◆ **Written problem**
Wherever the word "Congés" appears in the entries, copy the whole line.

((

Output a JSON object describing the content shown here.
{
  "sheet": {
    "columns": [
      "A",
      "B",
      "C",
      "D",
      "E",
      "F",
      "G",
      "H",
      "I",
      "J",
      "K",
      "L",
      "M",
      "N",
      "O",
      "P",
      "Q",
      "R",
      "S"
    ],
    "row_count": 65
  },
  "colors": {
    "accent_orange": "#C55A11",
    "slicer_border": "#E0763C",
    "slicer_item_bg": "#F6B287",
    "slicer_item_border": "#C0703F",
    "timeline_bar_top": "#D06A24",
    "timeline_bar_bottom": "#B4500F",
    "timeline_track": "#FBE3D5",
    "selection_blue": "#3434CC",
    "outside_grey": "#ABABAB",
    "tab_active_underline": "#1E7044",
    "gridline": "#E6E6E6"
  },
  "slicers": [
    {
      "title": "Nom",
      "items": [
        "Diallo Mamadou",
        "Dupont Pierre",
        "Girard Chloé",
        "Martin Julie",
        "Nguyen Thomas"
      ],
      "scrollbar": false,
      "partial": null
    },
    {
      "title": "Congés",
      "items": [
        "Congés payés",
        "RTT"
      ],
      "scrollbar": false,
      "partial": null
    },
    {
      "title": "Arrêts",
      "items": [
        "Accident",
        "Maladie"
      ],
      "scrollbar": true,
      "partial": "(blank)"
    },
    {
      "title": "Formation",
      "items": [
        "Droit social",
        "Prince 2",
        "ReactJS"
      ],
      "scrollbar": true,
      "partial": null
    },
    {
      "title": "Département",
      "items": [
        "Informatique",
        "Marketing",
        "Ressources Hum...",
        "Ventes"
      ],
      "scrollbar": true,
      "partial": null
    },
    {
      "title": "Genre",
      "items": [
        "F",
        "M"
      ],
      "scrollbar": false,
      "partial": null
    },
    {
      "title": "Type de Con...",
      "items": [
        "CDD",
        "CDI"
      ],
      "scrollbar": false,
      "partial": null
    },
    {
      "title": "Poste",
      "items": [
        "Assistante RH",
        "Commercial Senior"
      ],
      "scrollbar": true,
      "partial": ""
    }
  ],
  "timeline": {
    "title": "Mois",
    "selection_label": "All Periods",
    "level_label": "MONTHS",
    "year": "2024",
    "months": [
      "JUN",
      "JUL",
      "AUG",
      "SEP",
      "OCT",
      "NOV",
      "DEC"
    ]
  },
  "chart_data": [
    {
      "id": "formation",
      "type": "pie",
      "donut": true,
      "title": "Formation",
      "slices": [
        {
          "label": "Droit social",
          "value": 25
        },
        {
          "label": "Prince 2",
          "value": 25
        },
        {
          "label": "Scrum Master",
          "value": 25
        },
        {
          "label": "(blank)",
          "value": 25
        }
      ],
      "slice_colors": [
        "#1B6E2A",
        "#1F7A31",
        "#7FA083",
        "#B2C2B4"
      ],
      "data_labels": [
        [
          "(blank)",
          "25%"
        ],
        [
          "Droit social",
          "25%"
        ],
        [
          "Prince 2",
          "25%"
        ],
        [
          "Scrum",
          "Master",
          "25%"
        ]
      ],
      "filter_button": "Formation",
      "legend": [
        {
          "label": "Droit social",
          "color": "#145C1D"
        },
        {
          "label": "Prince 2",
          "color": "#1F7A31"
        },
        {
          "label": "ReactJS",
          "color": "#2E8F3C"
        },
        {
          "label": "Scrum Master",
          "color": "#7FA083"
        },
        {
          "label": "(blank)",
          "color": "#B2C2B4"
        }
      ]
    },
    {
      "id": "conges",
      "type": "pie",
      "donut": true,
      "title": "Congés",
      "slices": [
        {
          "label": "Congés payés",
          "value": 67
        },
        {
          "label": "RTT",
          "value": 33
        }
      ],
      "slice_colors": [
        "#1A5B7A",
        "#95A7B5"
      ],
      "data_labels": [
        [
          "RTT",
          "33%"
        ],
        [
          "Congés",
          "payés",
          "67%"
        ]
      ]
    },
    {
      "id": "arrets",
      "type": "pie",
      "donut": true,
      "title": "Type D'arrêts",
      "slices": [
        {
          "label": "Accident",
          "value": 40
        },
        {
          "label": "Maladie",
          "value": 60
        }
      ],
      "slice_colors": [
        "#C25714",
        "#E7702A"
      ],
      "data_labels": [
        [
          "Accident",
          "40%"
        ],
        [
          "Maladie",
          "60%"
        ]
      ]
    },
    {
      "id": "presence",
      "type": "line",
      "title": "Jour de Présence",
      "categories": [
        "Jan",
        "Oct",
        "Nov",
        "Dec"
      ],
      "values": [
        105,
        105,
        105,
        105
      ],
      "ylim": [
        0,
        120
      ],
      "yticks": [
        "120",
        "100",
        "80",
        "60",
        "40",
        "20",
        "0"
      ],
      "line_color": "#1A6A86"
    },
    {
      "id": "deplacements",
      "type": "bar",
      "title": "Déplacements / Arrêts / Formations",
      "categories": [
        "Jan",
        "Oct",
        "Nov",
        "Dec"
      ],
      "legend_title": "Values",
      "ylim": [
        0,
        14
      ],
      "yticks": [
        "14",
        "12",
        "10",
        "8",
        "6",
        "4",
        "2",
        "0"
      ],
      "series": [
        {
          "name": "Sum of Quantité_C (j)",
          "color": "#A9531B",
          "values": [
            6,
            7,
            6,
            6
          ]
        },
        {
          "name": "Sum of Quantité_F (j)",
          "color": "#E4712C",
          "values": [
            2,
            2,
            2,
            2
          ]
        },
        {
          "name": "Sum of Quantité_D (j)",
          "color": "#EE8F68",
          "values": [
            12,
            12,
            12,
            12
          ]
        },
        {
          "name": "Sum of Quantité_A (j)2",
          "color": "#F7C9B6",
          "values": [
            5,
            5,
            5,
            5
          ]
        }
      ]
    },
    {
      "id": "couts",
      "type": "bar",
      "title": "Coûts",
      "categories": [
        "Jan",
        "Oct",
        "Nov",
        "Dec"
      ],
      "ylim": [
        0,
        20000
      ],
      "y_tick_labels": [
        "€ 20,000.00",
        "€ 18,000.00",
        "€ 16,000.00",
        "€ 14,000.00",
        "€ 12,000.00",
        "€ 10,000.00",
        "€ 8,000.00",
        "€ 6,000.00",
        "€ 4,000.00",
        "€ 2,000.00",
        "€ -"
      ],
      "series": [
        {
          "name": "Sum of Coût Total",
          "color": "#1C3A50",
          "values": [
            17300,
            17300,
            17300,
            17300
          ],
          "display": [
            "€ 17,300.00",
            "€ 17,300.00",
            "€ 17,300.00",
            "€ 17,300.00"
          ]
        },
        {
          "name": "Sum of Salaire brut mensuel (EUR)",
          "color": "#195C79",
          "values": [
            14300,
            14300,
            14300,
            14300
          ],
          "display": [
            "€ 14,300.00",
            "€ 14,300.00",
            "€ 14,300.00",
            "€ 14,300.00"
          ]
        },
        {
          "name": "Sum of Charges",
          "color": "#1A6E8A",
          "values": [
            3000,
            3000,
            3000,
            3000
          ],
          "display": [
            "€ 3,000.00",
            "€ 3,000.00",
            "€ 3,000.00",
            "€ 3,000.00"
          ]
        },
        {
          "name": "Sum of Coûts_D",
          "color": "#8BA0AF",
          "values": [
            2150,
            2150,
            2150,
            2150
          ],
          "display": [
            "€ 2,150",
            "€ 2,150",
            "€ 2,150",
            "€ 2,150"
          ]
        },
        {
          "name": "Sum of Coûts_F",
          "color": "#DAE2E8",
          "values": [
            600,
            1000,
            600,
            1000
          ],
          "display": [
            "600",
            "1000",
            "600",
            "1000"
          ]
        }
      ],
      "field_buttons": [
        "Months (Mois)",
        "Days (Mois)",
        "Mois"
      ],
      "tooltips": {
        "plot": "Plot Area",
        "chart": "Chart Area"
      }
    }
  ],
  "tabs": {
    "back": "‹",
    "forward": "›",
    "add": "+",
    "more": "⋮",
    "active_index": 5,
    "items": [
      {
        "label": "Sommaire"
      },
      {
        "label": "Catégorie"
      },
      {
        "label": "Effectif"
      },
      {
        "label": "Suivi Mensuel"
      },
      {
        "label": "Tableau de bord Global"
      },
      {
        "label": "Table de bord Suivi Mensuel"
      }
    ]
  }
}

))

◆ **Solution**
      "title": "Congés",
        "Congés payés",
      "title": "Congés",
          "label": "Congés payés",
          "Congés",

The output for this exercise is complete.